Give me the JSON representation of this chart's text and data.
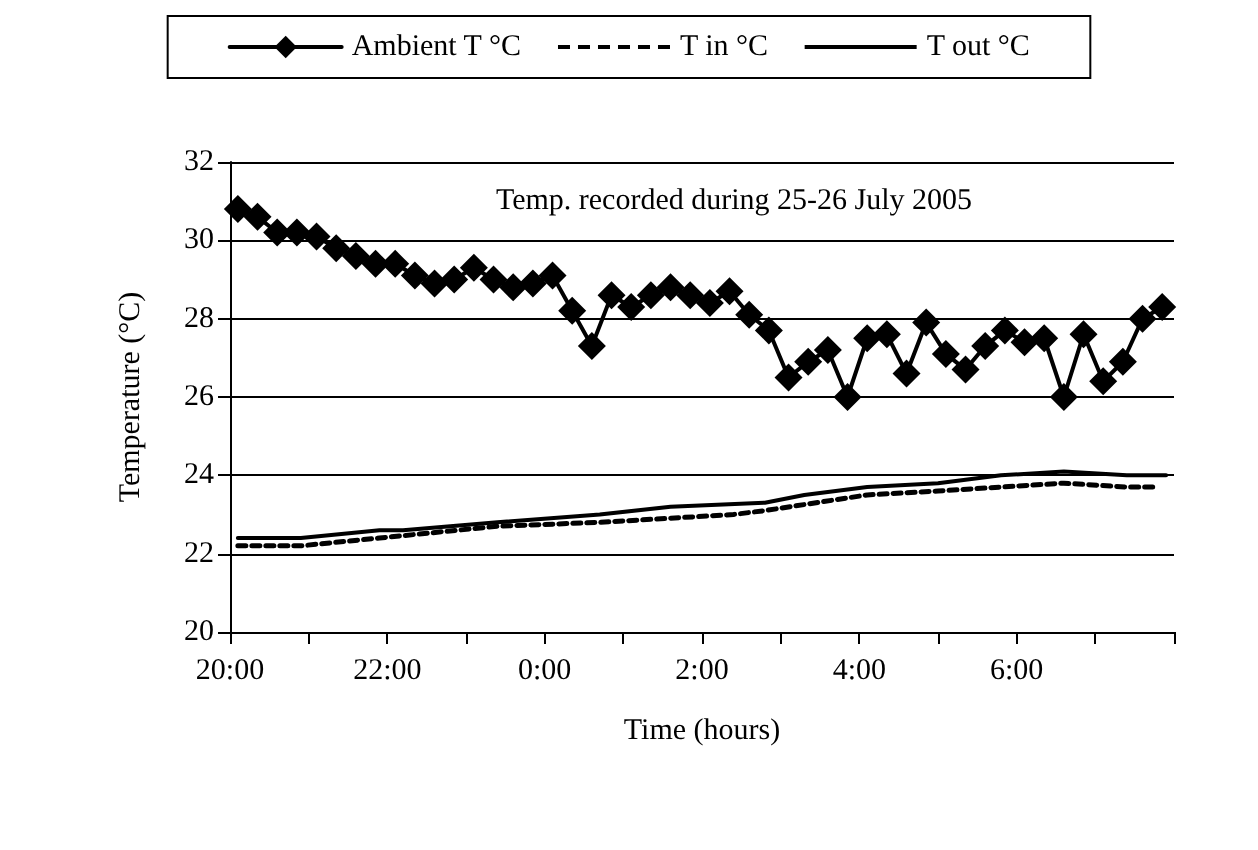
{
  "chart_data": {
    "type": "line",
    "xlabel": "Time (hours)",
    "ylabel": "Temperature (°C)",
    "annotations": [
      "Temp. recorded during 25-26 July 2005"
    ],
    "x": [
      "2005-07-25T20:06",
      "2005-07-25T20:21",
      "2005-07-25T20:36",
      "2005-07-25T20:51",
      "2005-07-25T21:06",
      "2005-07-25T21:21",
      "2005-07-25T21:36",
      "2005-07-25T21:51",
      "2005-07-25T22:06",
      "2005-07-25T22:21",
      "2005-07-25T22:36",
      "2005-07-25T22:51",
      "2005-07-25T23:06",
      "2005-07-25T23:21",
      "2005-07-25T23:36",
      "2005-07-25T23:51",
      "2005-07-26T00:06",
      "2005-07-26T00:21",
      "2005-07-26T00:36",
      "2005-07-26T00:51",
      "2005-07-26T01:06",
      "2005-07-26T01:21",
      "2005-07-26T01:36",
      "2005-07-26T01:51",
      "2005-07-26T02:06",
      "2005-07-26T02:21",
      "2005-07-26T02:36",
      "2005-07-26T02:51",
      "2005-07-26T03:06",
      "2005-07-26T03:21",
      "2005-07-26T03:36",
      "2005-07-26T03:51",
      "2005-07-26T04:06",
      "2005-07-26T04:21",
      "2005-07-26T04:36",
      "2005-07-26T04:51",
      "2005-07-26T05:06",
      "2005-07-26T05:21",
      "2005-07-26T05:36",
      "2005-07-26T05:51",
      "2005-07-26T06:06",
      "2005-07-26T06:21",
      "2005-07-26T06:36",
      "2005-07-26T06:51",
      "2005-07-26T07:06",
      "2005-07-26T07:21",
      "2005-07-26T07:36",
      "2005-07-26T07:51"
    ],
    "series": [
      {
        "name": "Ambient T °C",
        "color": "#000000",
        "marker": "diamond",
        "line_style": "solid",
        "values": [
          30.8,
          30.6,
          30.2,
          30.2,
          30.1,
          29.8,
          29.6,
          29.4,
          29.4,
          29.1,
          28.9,
          29.0,
          29.3,
          29.0,
          28.8,
          28.9,
          29.1,
          28.2,
          27.3,
          28.6,
          28.3,
          28.6,
          28.8,
          28.6,
          28.4,
          28.7,
          28.1,
          27.7,
          26.5,
          26.9,
          27.2,
          26.0,
          27.5,
          27.6,
          26.6,
          27.9,
          27.1,
          26.7,
          27.3,
          27.7,
          27.4,
          27.5,
          26.0,
          27.6,
          26.4,
          26.9,
          28.0,
          28.3
        ]
      },
      {
        "name": "T in °C",
        "color": "#000000",
        "marker": "none",
        "line_style": "dashed",
        "x": [
          "2005-07-25T20:06",
          "2005-07-25T20:54",
          "2005-07-25T21:54",
          "2005-07-25T23:24",
          "2005-07-26T00:42",
          "2005-07-26T02:24",
          "2005-07-26T02:48",
          "2005-07-26T04:06",
          "2005-07-26T05:00",
          "2005-07-26T05:48",
          "2005-07-26T06:36",
          "2005-07-26T07:24",
          "2005-07-26T07:48"
        ],
        "values": [
          22.2,
          22.2,
          22.4,
          22.7,
          22.8,
          23.0,
          23.1,
          23.5,
          23.6,
          23.7,
          23.8,
          23.7,
          23.7
        ]
      },
      {
        "name": "T out °C",
        "color": "#000000",
        "marker": "none",
        "line_style": "solid",
        "x": [
          "2005-07-25T20:06",
          "2005-07-25T20:54",
          "2005-07-25T21:54",
          "2005-07-25T22:12",
          "2005-07-25T23:24",
          "2005-07-26T00:42",
          "2005-07-26T01:36",
          "2005-07-26T02:48",
          "2005-07-26T03:18",
          "2005-07-26T04:06",
          "2005-07-26T05:00",
          "2005-07-26T05:48",
          "2005-07-26T06:36",
          "2005-07-26T07:24",
          "2005-07-26T07:54"
        ],
        "values": [
          22.4,
          22.4,
          22.6,
          22.6,
          22.8,
          23.0,
          23.2,
          23.3,
          23.5,
          23.7,
          23.8,
          24.0,
          24.1,
          24.0,
          24.0
        ]
      }
    ],
    "xlim": [
      "2005-07-25T20:00",
      "2005-07-26T08:00"
    ],
    "xticks": [
      {
        "value": "2005-07-25T20:00",
        "label": "20:00"
      },
      {
        "value": "2005-07-25T21:00",
        "label": null
      },
      {
        "value": "2005-07-25T22:00",
        "label": "22:00"
      },
      {
        "value": "2005-07-25T23:00",
        "label": null
      },
      {
        "value": "2005-07-26T00:00",
        "label": "0:00"
      },
      {
        "value": "2005-07-26T01:00",
        "label": null
      },
      {
        "value": "2005-07-26T02:00",
        "label": "2:00"
      },
      {
        "value": "2005-07-26T03:00",
        "label": null
      },
      {
        "value": "2005-07-26T04:00",
        "label": "4:00"
      },
      {
        "value": "2005-07-26T05:00",
        "label": null
      },
      {
        "value": "2005-07-26T06:00",
        "label": "6:00"
      },
      {
        "value": "2005-07-26T07:00",
        "label": null
      },
      {
        "value": "2005-07-26T08:00",
        "label": null
      }
    ],
    "ylim": [
      20,
      32
    ],
    "yticks": [
      20,
      22,
      24,
      26,
      28,
      30,
      32
    ],
    "grid": "y",
    "legend": "top"
  }
}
■ ■ ■ ■ ■ ■ ■
_Aim_: Word for word, quote the lines above. Omit the pictures.

_Correct response_:
Give me the JSON representation of this chart's text and data.
{
  "chart_data": {
    "type": "line",
    "xlabel": "Time (hours)",
    "ylabel": "Temperature (°C)",
    "annotations": [
      "Temp. recorded during 25-26 July 2005"
    ],
    "x": [
      "2005-07-25T20:06",
      "2005-07-25T20:21",
      "2005-07-25T20:36",
      "2005-07-25T20:51",
      "2005-07-25T21:06",
      "2005-07-25T21:21",
      "2005-07-25T21:36",
      "2005-07-25T21:51",
      "2005-07-25T22:06",
      "2005-07-25T22:21",
      "2005-07-25T22:36",
      "2005-07-25T22:51",
      "2005-07-25T23:06",
      "2005-07-25T23:21",
      "2005-07-25T23:36",
      "2005-07-25T23:51",
      "2005-07-26T00:06",
      "2005-07-26T00:21",
      "2005-07-26T00:36",
      "2005-07-26T00:51",
      "2005-07-26T01:06",
      "2005-07-26T01:21",
      "2005-07-26T01:36",
      "2005-07-26T01:51",
      "2005-07-26T02:06",
      "2005-07-26T02:21",
      "2005-07-26T02:36",
      "2005-07-26T02:51",
      "2005-07-26T03:06",
      "2005-07-26T03:21",
      "2005-07-26T03:36",
      "2005-07-26T03:51",
      "2005-07-26T04:06",
      "2005-07-26T04:21",
      "2005-07-26T04:36",
      "2005-07-26T04:51",
      "2005-07-26T05:06",
      "2005-07-26T05:21",
      "2005-07-26T05:36",
      "2005-07-26T05:51",
      "2005-07-26T06:06",
      "2005-07-26T06:21",
      "2005-07-26T06:36",
      "2005-07-26T06:51",
      "2005-07-26T07:06",
      "2005-07-26T07:21",
      "2005-07-26T07:36",
      "2005-07-26T07:51"
    ],
    "series": [
      {
        "name": "Ambient T °C",
        "color": "#000000",
        "marker": "diamond",
        "line_style": "solid",
        "values": [
          30.8,
          30.6,
          30.2,
          30.2,
          30.1,
          29.8,
          29.6,
          29.4,
          29.4,
          29.1,
          28.9,
          29.0,
          29.3,
          29.0,
          28.8,
          28.9,
          29.1,
          28.2,
          27.3,
          28.6,
          28.3,
          28.6,
          28.8,
          28.6,
          28.4,
          28.7,
          28.1,
          27.7,
          26.5,
          26.9,
          27.2,
          26.0,
          27.5,
          27.6,
          26.6,
          27.9,
          27.1,
          26.7,
          27.3,
          27.7,
          27.4,
          27.5,
          26.0,
          27.6,
          26.4,
          26.9,
          28.0,
          28.3
        ]
      },
      {
        "name": "T in °C",
        "color": "#000000",
        "marker": "none",
        "line_style": "dashed",
        "x": [
          "2005-07-25T20:06",
          "2005-07-25T20:54",
          "2005-07-25T21:54",
          "2005-07-25T23:24",
          "2005-07-26T00:42",
          "2005-07-26T02:24",
          "2005-07-26T02:48",
          "2005-07-26T04:06",
          "2005-07-26T05:00",
          "2005-07-26T05:48",
          "2005-07-26T06:36",
          "2005-07-26T07:24",
          "2005-07-26T07:48"
        ],
        "values": [
          22.2,
          22.2,
          22.4,
          22.7,
          22.8,
          23.0,
          23.1,
          23.5,
          23.6,
          23.7,
          23.8,
          23.7,
          23.7
        ]
      },
      {
        "name": "T out °C",
        "color": "#000000",
        "marker": "none",
        "line_style": "solid",
        "x": [
          "2005-07-25T20:06",
          "2005-07-25T20:54",
          "2005-07-25T21:54",
          "2005-07-25T22:12",
          "2005-07-25T23:24",
          "2005-07-26T00:42",
          "2005-07-26T01:36",
          "2005-07-26T02:48",
          "2005-07-26T03:18",
          "2005-07-26T04:06",
          "2005-07-26T05:00",
          "2005-07-26T05:48",
          "2005-07-26T06:36",
          "2005-07-26T07:24",
          "2005-07-26T07:54"
        ],
        "values": [
          22.4,
          22.4,
          22.6,
          22.6,
          22.8,
          23.0,
          23.2,
          23.3,
          23.5,
          23.7,
          23.8,
          24.0,
          24.1,
          24.0,
          24.0
        ]
      }
    ],
    "xlim": [
      "2005-07-25T20:00",
      "2005-07-26T08:00"
    ],
    "xticks": [
      {
        "value": "2005-07-25T20:00",
        "label": "20:00"
      },
      {
        "value": "2005-07-25T21:00",
        "label": null
      },
      {
        "value": "2005-07-25T22:00",
        "label": "22:00"
      },
      {
        "value": "2005-07-25T23:00",
        "label": null
      },
      {
        "value": "2005-07-26T00:00",
        "label": "0:00"
      },
      {
        "value": "2005-07-26T01:00",
        "label": null
      },
      {
        "value": "2005-07-26T02:00",
        "label": "2:00"
      },
      {
        "value": "2005-07-26T03:00",
        "label": null
      },
      {
        "value": "2005-07-26T04:00",
        "label": "4:00"
      },
      {
        "value": "2005-07-26T05:00",
        "label": null
      },
      {
        "value": "2005-07-26T06:00",
        "label": "6:00"
      },
      {
        "value": "2005-07-26T07:00",
        "label": null
      },
      {
        "value": "2005-07-26T08:00",
        "label": null
      }
    ],
    "ylim": [
      20,
      32
    ],
    "yticks": [
      20,
      22,
      24,
      26,
      28,
      30,
      32
    ],
    "grid": "y",
    "legend": "top"
  }
}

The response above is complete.